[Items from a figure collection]
════

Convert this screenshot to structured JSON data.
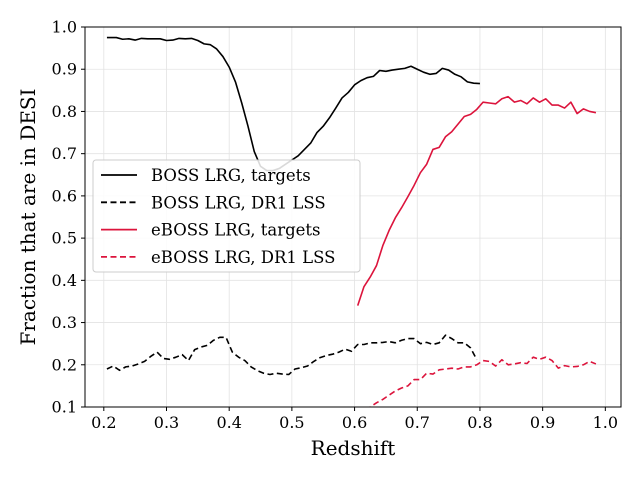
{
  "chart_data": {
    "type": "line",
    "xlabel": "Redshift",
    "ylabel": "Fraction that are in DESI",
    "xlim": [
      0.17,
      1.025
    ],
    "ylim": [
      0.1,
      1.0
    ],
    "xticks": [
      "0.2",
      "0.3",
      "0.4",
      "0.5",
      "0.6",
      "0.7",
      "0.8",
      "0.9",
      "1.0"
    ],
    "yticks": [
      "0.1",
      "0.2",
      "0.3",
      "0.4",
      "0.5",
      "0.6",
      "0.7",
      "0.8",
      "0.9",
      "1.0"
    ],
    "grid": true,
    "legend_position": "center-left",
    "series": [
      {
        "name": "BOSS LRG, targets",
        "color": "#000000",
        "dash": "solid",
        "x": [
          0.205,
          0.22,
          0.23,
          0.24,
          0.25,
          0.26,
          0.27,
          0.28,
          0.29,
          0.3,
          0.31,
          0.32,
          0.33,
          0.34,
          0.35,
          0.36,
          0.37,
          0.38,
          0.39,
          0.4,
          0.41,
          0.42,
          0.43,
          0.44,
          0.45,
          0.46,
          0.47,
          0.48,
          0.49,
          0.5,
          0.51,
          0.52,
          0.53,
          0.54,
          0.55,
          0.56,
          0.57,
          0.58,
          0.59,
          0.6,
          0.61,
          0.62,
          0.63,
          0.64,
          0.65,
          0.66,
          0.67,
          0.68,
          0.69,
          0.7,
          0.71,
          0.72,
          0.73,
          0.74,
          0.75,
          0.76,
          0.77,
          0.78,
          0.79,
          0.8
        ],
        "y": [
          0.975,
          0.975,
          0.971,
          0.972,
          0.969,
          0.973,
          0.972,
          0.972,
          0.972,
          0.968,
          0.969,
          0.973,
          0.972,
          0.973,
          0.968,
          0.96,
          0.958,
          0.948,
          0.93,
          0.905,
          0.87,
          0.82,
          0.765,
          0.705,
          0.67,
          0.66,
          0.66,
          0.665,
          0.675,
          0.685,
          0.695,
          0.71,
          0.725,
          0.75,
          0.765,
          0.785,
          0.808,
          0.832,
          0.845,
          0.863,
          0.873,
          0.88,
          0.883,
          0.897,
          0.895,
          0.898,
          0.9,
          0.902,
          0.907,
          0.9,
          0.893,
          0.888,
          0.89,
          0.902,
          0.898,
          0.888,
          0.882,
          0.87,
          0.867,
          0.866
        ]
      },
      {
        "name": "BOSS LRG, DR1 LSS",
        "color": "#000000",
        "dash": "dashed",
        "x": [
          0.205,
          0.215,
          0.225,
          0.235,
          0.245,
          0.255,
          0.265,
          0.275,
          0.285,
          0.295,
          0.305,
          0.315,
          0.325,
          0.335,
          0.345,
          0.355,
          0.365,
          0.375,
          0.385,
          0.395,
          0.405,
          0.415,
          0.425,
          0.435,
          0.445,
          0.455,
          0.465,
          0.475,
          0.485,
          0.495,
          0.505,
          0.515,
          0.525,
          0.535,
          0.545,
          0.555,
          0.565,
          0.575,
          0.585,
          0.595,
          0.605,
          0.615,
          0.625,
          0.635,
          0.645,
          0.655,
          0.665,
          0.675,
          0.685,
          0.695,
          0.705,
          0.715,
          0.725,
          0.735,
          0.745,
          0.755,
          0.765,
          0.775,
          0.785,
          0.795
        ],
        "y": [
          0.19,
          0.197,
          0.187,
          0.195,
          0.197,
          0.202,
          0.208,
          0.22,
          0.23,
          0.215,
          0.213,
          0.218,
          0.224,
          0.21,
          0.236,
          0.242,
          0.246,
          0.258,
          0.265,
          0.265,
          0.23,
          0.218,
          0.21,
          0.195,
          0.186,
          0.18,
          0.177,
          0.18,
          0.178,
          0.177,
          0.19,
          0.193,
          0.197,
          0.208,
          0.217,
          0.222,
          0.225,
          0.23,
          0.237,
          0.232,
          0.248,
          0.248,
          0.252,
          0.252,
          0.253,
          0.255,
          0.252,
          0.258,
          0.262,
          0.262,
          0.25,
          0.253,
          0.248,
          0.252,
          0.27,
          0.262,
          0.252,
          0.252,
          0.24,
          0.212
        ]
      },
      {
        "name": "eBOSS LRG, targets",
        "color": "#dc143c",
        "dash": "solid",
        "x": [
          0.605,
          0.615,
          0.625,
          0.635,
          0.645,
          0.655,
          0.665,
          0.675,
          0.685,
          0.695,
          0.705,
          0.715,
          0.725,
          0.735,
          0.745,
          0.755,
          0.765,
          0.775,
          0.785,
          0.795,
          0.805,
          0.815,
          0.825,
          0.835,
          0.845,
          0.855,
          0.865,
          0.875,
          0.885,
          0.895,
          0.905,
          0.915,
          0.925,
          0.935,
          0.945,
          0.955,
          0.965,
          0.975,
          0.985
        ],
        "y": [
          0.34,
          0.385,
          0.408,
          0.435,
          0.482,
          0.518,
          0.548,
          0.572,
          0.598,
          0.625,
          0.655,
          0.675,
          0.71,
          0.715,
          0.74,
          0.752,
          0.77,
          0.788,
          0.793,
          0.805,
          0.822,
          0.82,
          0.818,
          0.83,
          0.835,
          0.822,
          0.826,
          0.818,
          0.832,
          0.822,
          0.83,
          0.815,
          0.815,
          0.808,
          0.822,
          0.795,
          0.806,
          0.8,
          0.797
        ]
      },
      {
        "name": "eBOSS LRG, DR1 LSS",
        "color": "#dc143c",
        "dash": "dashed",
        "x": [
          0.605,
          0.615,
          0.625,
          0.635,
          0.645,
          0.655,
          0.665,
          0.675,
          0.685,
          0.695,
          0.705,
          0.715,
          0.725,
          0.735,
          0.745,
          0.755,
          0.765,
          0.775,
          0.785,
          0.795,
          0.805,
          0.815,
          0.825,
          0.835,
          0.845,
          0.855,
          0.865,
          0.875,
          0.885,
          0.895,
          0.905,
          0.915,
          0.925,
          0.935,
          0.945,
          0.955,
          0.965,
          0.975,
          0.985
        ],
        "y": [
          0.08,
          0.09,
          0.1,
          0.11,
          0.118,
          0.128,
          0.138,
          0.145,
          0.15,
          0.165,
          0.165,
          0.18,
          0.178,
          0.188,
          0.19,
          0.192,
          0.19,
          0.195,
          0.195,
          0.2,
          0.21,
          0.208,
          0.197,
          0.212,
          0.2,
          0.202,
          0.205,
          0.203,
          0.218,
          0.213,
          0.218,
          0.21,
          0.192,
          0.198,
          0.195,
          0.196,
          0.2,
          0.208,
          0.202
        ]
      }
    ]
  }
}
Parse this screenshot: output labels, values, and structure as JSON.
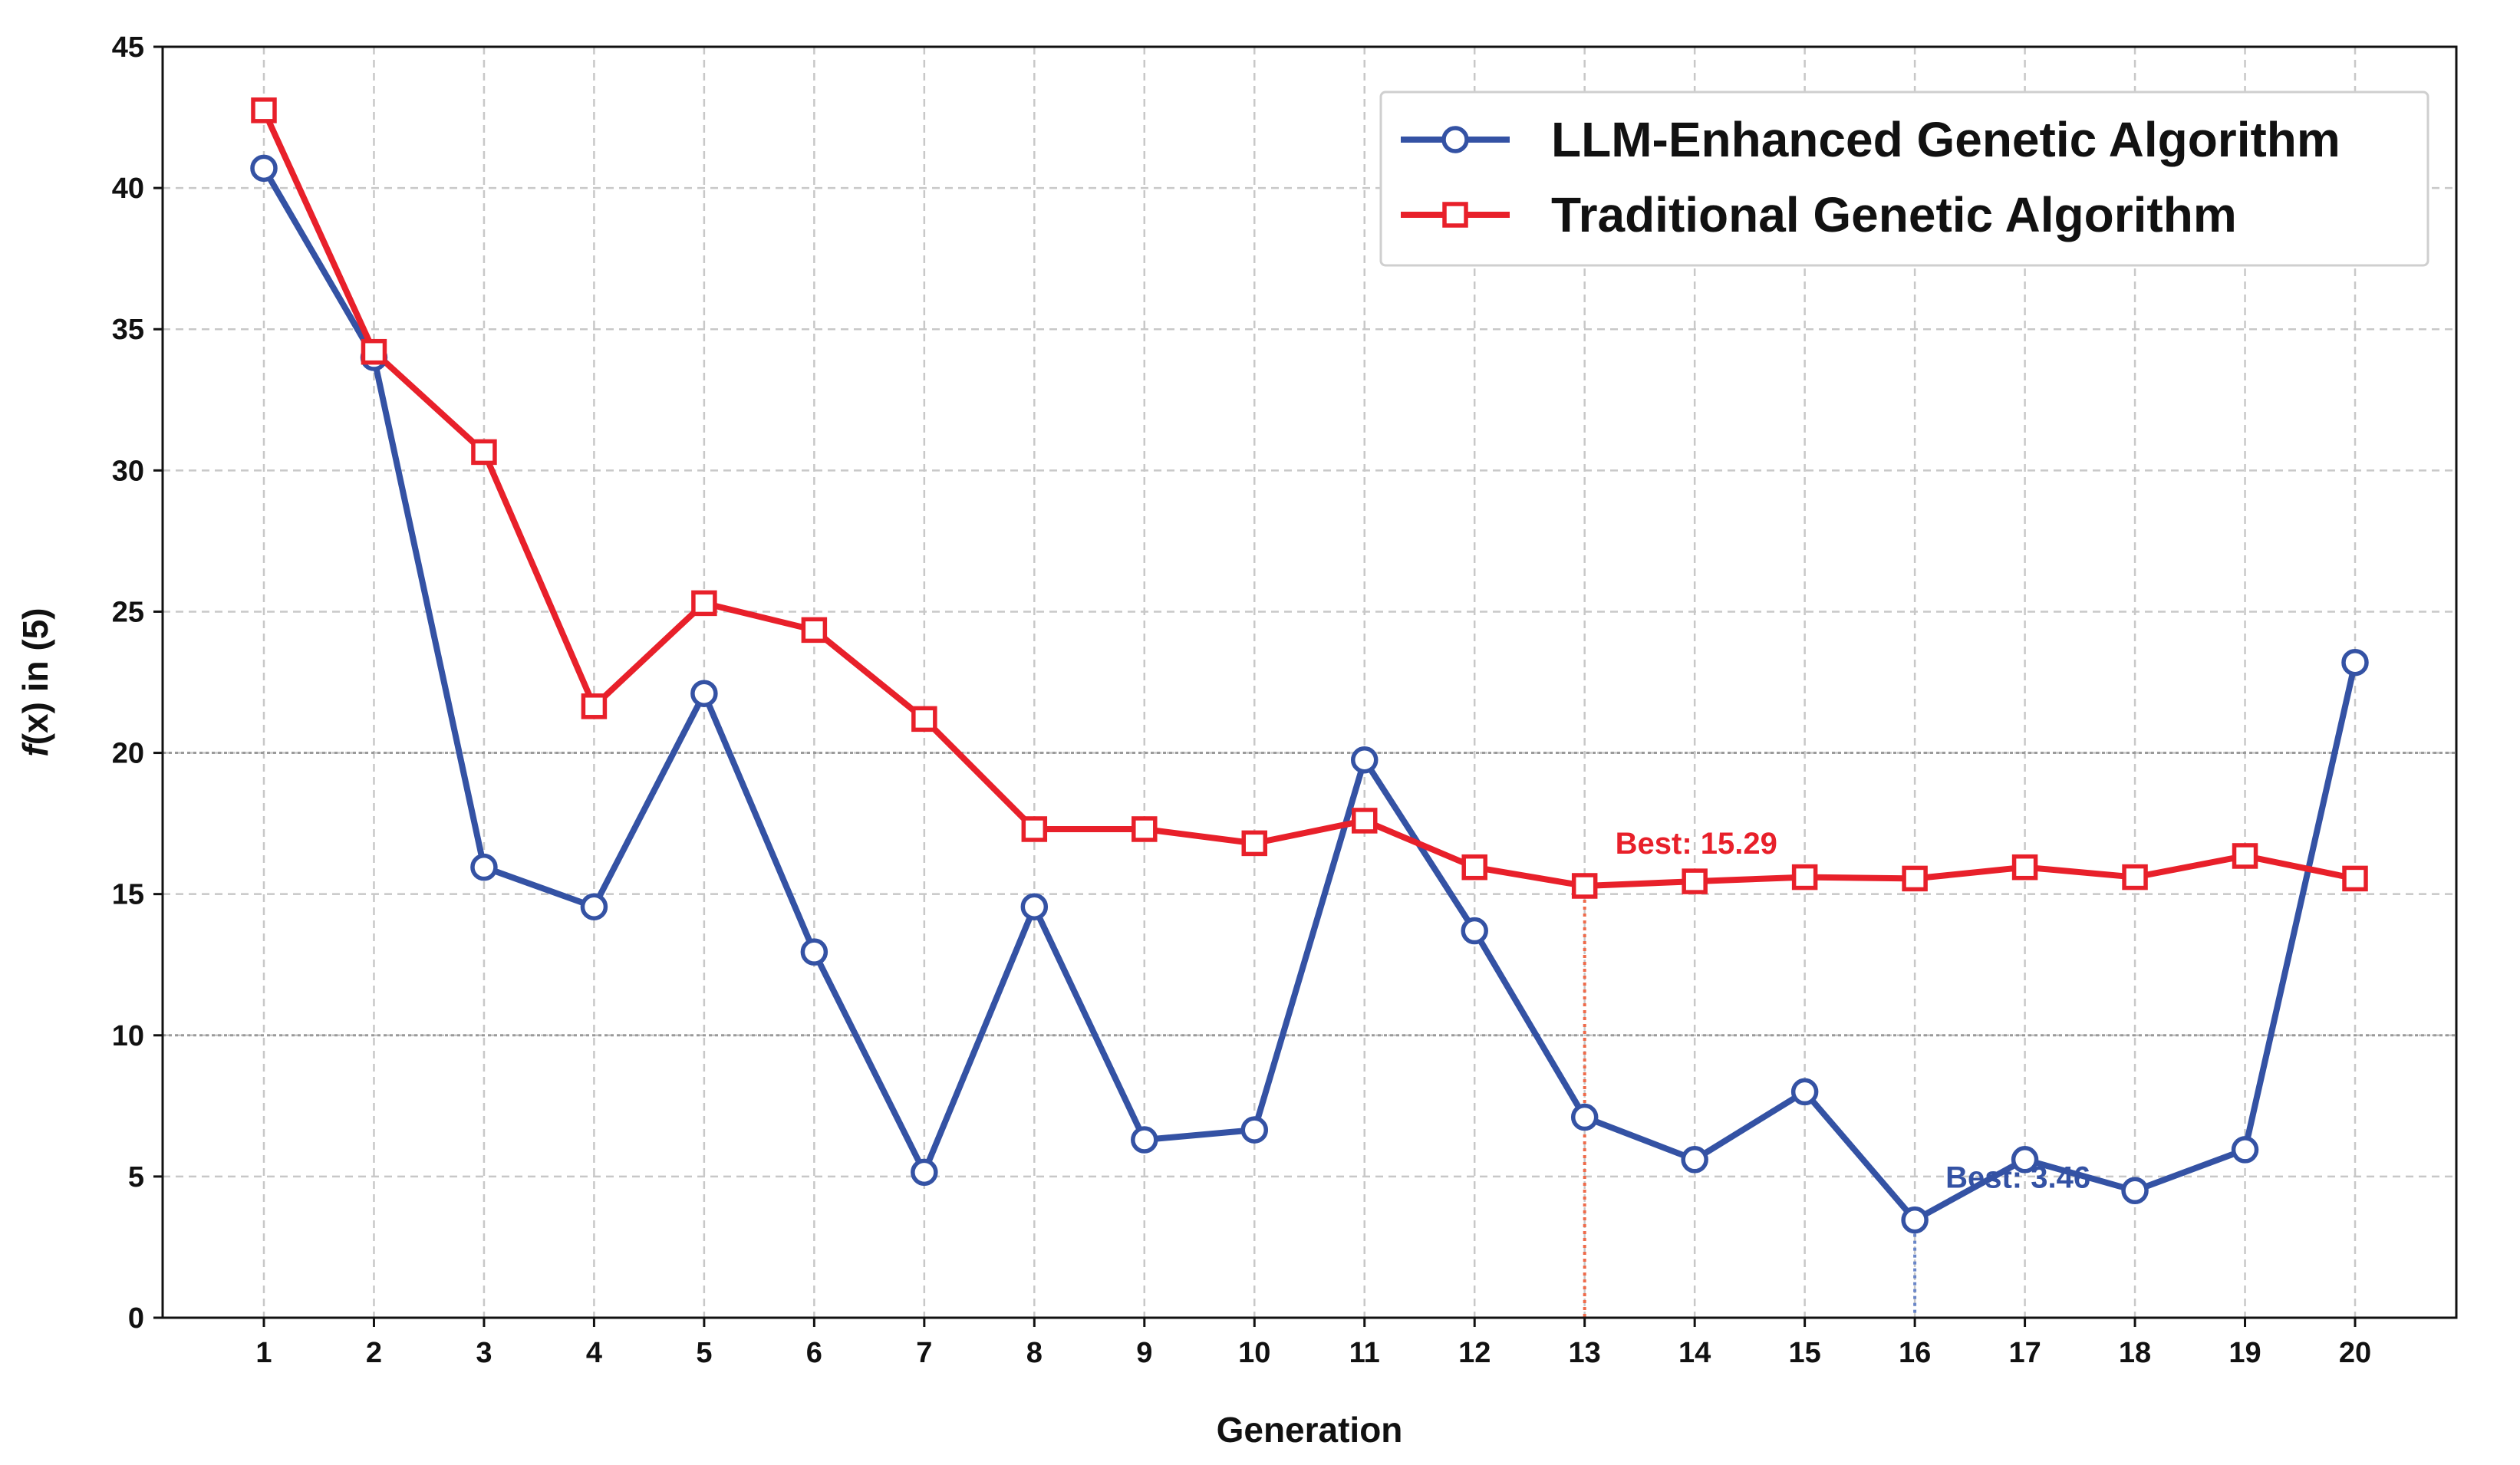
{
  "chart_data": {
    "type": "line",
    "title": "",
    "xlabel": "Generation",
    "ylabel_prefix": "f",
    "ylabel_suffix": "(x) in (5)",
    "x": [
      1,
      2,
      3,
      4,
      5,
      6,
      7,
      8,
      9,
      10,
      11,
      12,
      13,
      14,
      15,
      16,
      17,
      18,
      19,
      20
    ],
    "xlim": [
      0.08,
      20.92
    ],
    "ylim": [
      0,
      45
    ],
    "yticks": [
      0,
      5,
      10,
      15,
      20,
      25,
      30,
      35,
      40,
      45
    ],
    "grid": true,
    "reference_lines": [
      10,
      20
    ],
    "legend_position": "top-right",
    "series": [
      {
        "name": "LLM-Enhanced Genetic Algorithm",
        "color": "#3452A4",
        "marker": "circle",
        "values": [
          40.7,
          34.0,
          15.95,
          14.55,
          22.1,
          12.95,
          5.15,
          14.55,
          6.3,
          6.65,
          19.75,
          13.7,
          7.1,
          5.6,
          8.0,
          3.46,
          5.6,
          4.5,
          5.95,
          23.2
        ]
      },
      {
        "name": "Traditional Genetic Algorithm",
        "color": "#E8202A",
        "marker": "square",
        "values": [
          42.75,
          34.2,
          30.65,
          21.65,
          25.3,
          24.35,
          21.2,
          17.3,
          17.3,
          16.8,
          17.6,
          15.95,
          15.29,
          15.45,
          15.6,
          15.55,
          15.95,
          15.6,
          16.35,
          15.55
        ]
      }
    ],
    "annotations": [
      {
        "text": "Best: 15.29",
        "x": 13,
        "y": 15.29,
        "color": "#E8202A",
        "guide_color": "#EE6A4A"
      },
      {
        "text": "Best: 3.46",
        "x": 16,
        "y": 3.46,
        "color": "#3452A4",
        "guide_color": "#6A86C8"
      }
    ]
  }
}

════

Extract all lines that hold the word "JSON".

Convert this screenshot to structured JSON data.
Parse this screenshot: output labels, values, and structure as JSON.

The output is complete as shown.